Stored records
↓↓↓

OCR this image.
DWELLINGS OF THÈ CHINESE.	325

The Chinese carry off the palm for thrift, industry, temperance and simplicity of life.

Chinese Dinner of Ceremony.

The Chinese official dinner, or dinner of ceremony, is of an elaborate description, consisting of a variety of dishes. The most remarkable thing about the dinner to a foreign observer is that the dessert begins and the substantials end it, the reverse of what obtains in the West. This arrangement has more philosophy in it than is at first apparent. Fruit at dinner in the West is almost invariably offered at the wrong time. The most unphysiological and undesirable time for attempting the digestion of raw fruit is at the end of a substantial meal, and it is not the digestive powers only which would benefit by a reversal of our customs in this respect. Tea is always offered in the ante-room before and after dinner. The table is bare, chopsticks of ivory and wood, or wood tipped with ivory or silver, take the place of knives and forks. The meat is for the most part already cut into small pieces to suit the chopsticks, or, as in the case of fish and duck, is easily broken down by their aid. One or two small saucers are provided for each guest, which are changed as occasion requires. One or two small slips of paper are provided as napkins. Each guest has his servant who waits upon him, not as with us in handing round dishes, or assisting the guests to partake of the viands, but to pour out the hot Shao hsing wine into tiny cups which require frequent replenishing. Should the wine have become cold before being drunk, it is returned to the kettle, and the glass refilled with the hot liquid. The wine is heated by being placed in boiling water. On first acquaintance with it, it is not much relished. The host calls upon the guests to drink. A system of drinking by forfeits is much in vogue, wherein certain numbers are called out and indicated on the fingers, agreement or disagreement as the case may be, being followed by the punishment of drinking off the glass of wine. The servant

↑↑↑

• WORK TO DO
Make an exact copy of the data above.

• OUTPUT OF THE EXERCISE
OCR this image.
DWELLINGS OF THÈ CHINESE.	325

The Chinese carry off the palm for thrift, industry, temperance and simplicity of life.

Chinese Dinner of Ceremony.

The Chinese official dinner, or dinner of ceremony, is of an elaborate description, consisting of a variety of dishes. The most remarkable thing about the dinner to a foreign observer is that the dessert begins and the substantials end it, the reverse of what obtains in the West. This arrangement has more philosophy in it than is at first apparent. Fruit at dinner in the West is almost invariably offered at the wrong time. The most unphysiological and undesirable time for attempting the digestion of raw fruit is at the end of a substantial meal, and it is not the digestive powers only which would benefit by a reversal of our customs in this respect. Tea is always offered in the ante-room before and after dinner. The table is bare, chopsticks of ivory and wood, or wood tipped with ivory or silver, take the place of knives and forks. The meat is for the most part already cut into small pieces to suit the chopsticks, or, as in the case of fish and duck, is easily broken down by their aid. One or two small saucers are provided for each guest, which are changed as occasion requires. One or two small slips of paper are provided as napkins. Each guest has his servant who waits upon him, not as with us in handing round dishes, or assisting the guests to partake of the viands, but to pour out the hot Shao hsing wine into tiny cups which require frequent replenishing. Should the wine have become cold before being drunk, it is returned to the kettle, and the glass refilled with the hot liquid. The wine is heated by being placed in boiling water. On first acquaintance with it, it is not much relished. The host calls upon the guests to drink. A system of drinking by forfeits is much in vogue, wherein certain numbers are called out and indicated on the fingers, agreement or disagreement as the case may be, being followed by the punishment of drinking off the glass of wine. The servant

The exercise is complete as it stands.